▸ Exercise:
Copy out, from the entries below, each line holding the string "Lyon".

— BEGIN Records for this task —

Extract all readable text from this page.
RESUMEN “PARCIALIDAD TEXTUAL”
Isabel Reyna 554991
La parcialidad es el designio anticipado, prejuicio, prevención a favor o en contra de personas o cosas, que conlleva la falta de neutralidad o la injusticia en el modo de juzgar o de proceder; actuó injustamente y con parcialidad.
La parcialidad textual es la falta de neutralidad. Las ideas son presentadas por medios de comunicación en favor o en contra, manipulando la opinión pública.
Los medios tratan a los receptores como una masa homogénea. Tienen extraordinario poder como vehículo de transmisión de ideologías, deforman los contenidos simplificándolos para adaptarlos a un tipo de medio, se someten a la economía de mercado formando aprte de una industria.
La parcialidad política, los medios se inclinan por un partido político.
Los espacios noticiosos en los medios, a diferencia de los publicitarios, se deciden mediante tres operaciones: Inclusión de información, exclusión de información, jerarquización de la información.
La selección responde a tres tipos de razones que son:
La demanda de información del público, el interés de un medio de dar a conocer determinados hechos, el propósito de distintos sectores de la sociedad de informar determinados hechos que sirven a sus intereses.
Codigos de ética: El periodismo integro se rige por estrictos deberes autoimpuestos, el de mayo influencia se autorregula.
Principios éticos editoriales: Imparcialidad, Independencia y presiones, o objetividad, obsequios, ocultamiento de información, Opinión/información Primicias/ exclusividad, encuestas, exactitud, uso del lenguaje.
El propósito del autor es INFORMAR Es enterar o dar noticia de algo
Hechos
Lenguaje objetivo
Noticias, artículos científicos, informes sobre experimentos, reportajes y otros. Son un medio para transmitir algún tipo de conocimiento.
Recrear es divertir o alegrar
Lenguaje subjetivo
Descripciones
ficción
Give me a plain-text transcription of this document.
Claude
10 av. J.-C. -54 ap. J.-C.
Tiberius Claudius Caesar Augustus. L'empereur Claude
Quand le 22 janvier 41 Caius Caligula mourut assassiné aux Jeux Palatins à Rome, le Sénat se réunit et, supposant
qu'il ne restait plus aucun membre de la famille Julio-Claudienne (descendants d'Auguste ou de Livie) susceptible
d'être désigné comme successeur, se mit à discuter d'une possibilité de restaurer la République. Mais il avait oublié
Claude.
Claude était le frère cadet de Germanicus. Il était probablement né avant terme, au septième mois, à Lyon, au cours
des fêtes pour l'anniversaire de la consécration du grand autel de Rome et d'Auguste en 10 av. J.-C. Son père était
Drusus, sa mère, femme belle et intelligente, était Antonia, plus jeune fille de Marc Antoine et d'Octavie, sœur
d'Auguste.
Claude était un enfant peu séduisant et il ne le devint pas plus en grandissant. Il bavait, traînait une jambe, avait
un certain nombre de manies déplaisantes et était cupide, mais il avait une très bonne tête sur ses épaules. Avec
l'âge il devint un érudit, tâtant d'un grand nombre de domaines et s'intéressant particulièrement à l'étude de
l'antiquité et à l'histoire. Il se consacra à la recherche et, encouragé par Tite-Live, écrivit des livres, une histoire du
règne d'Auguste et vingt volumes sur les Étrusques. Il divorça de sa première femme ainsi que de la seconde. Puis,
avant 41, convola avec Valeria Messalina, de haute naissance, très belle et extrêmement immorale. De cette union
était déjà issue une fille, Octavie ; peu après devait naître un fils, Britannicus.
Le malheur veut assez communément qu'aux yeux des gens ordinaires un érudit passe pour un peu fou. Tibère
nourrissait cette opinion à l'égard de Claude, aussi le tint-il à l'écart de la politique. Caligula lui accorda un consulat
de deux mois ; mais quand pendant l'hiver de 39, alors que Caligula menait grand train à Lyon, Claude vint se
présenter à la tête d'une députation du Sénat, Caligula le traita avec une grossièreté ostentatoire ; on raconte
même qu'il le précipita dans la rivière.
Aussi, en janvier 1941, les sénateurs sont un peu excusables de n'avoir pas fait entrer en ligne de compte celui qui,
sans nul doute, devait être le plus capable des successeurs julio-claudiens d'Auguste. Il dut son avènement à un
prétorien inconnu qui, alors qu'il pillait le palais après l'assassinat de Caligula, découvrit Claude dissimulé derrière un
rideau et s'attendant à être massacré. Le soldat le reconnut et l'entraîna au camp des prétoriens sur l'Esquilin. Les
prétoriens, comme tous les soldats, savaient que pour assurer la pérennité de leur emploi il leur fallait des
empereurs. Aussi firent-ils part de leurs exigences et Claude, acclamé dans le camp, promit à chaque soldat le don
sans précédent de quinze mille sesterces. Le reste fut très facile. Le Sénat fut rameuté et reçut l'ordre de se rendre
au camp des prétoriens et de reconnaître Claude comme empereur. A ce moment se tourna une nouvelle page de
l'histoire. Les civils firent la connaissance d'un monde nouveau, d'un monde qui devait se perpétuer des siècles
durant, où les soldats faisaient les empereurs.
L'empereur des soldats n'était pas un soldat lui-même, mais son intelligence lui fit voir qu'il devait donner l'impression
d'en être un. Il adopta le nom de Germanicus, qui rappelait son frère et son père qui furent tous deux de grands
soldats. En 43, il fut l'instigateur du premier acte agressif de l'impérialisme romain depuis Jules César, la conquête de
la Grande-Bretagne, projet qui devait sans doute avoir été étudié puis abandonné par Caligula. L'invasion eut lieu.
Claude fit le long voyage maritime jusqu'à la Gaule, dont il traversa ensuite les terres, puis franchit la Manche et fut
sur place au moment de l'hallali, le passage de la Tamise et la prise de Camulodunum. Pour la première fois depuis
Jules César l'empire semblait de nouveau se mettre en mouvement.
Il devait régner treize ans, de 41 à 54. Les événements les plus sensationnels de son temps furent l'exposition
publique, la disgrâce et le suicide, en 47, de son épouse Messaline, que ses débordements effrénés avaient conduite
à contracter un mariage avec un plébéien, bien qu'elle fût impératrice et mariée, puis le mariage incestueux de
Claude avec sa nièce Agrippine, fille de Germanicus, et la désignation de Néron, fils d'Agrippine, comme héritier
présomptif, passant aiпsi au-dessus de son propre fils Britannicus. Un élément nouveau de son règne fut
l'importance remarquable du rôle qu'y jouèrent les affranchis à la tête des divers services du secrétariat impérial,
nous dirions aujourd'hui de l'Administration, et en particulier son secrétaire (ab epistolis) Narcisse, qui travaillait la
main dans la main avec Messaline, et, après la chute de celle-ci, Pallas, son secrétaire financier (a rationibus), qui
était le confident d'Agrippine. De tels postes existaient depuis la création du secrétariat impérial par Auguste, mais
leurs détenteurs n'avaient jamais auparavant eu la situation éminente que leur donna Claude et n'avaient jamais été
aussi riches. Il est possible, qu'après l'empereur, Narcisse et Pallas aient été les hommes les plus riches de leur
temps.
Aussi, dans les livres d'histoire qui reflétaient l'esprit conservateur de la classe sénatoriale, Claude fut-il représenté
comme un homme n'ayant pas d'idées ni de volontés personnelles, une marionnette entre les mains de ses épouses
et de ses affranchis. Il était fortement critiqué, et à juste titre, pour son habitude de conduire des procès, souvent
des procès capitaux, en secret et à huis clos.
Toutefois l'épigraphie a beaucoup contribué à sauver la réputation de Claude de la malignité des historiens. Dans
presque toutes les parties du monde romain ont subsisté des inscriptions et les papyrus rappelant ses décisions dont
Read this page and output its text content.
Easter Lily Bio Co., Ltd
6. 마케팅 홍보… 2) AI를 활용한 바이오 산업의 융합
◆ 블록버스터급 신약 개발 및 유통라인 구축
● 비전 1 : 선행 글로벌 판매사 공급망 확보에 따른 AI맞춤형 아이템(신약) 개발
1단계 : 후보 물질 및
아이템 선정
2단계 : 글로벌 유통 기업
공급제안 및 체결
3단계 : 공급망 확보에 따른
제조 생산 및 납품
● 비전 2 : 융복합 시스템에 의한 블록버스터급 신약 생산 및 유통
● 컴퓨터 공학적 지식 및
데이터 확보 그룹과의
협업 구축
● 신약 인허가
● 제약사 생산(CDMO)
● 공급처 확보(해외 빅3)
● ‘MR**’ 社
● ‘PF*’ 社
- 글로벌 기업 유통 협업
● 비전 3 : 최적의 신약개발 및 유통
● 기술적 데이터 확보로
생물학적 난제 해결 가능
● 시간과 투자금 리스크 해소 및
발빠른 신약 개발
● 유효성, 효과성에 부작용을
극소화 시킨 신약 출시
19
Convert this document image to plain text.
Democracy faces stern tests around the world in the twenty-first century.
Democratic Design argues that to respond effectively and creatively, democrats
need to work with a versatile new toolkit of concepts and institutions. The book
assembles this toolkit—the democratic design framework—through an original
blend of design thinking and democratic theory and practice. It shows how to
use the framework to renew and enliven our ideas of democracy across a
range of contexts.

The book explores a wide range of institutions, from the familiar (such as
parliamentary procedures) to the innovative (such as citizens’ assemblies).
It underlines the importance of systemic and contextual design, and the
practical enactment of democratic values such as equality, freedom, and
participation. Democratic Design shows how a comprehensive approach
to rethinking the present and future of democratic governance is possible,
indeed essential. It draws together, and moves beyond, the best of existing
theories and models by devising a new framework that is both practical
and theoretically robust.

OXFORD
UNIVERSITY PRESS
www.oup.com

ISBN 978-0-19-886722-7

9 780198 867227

— END Records for this task —

▸ The completed task:
Claude était le frère cadet de Germanicus. Il était probablement né avant terme, au septième mois, à Lyon, au cours
de deux mois ; mais quand pendant l'hiver de 39, alors que Caligula menait grand train à Lyon, Claude vint se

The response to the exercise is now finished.